§ **TEXTO DE ORIGEN**
● ● ● ● ●

Edgar Claure Paz y Gary Prado Salmón relatan en un libro todos los hechos y responsables que participaron en el fallido secuestro y conspiración contra Hernán Siles Zuazo en 1984.
Alfonso Gumucio Dagron
El sábado 30 de junio de 1984 ocurrió uno de esos insólitos episodios que hacen de la historia un relato que supera a la ficción: Hernán Siles Zuazo, presidente de Bolivia, fue secuestrado en un absurdo intento de golpe cívico-militar-policial. Si uno incluyera el episodio en una novela, podría ser tachado de delirante, con justa razón.
Foto libro Han secuestrado al presidente |
Leer este relato con casi cuatro décadas de distancia ofrece la posibilidad de revivir un episodio tan inusitado como sintomático de los extraños senderos (o espirales) que recorre la historia de Bolivia. Melgarejo, Barrientos, Natusch y el propio Evo Morales son autores materiales de un anecdotario interminable pero éste, descrito en íntimo detalle por Prado y Claure, no tendrá autores cuyos nombres merezcan ser recordados.

● ● ● ● ●

§ **DATOS DE ORIGEN**
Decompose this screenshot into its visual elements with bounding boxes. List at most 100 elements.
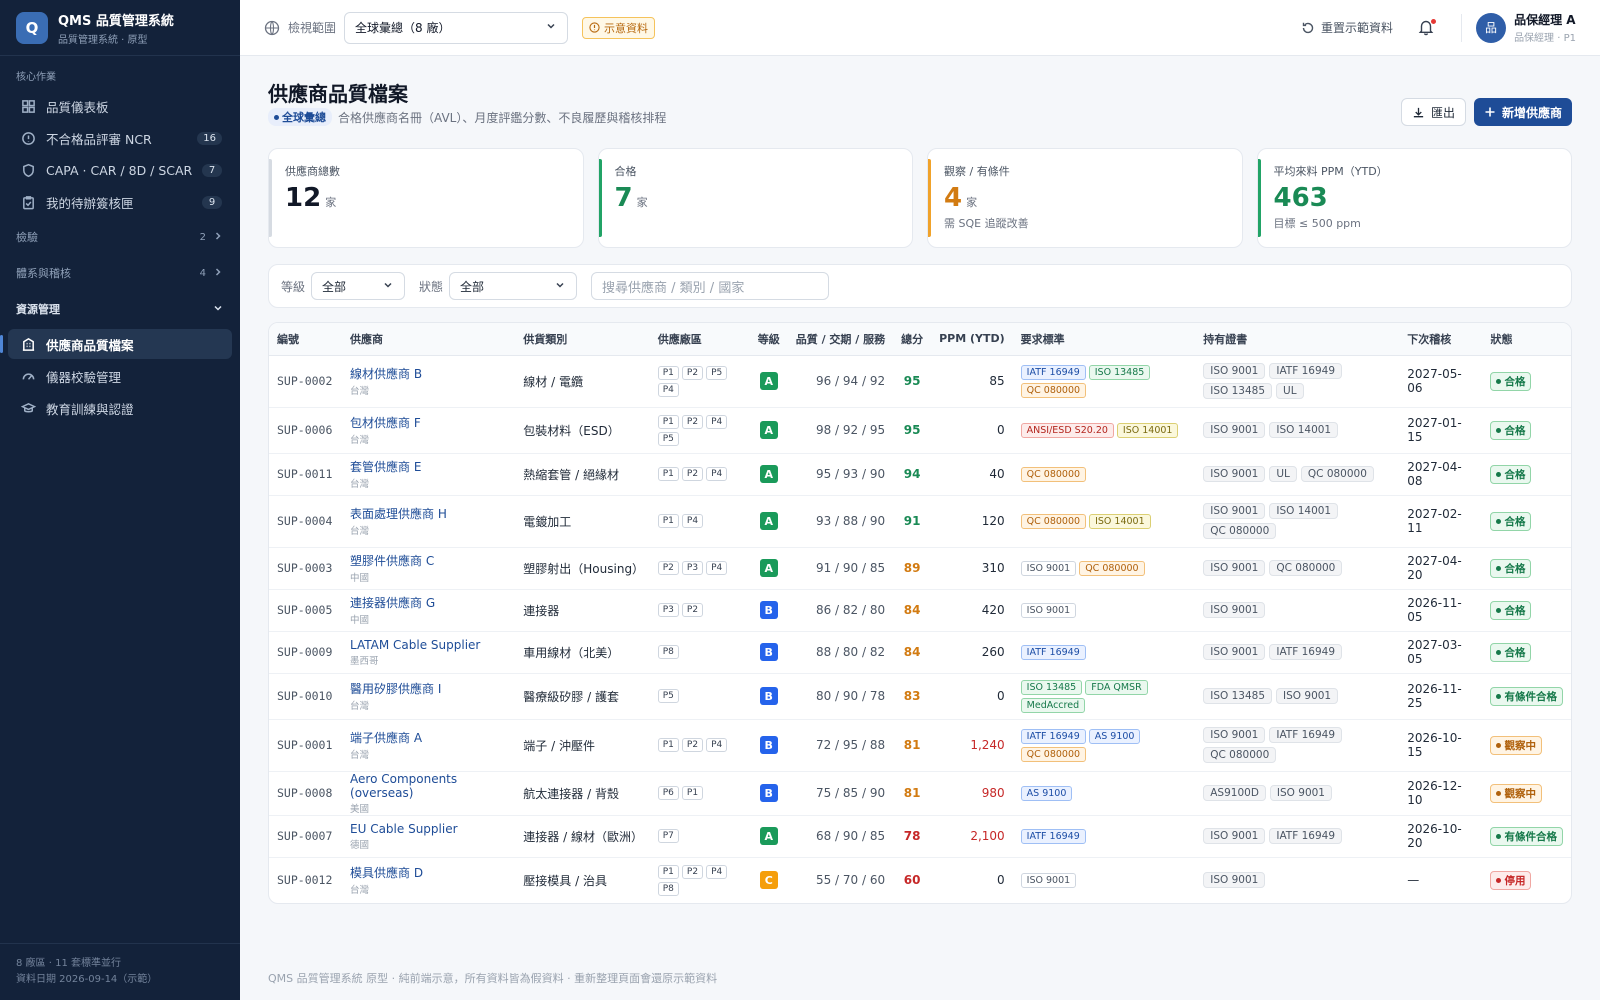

● ● ● ● ●

§ **CONSIGNA 1**
Contesta estas preguntas sobre el texto del secuestro de Siles Zuazo:
(a) ¿En qué fecha fue secuestrado Hernán Siles Zuazo?
(b) ¿Quiénes relatan los hechos en un libro?
(c) ¿Qué nombres se mencionan como autores materiales de un anecdotario interminable?
§ **CONSIGNA 2**
Reproduce literalmente el fragmento del texto del secuestro de Siles Zuazo que va desde "Edgar Claure Paz" hasta "Zuazo en 1984.".
Responde basándote únicamente en el texto.

§ **RESPUESTA 1**
(a) El sábado 30 de junio de 1984.
(b) Edgar Claure Paz y Gary Prado Salmón.
(c) Melgarejo, Barrientos, Natusch y Evo Morales.

§ **RESPUESTA 2**
Edgar Claure Paz y Gary Prado Salmón relatan en un libro todos los hechos y responsables que participaron en el fallido secuestro y conspiración contra Hernán Siles Zuazo en 1984.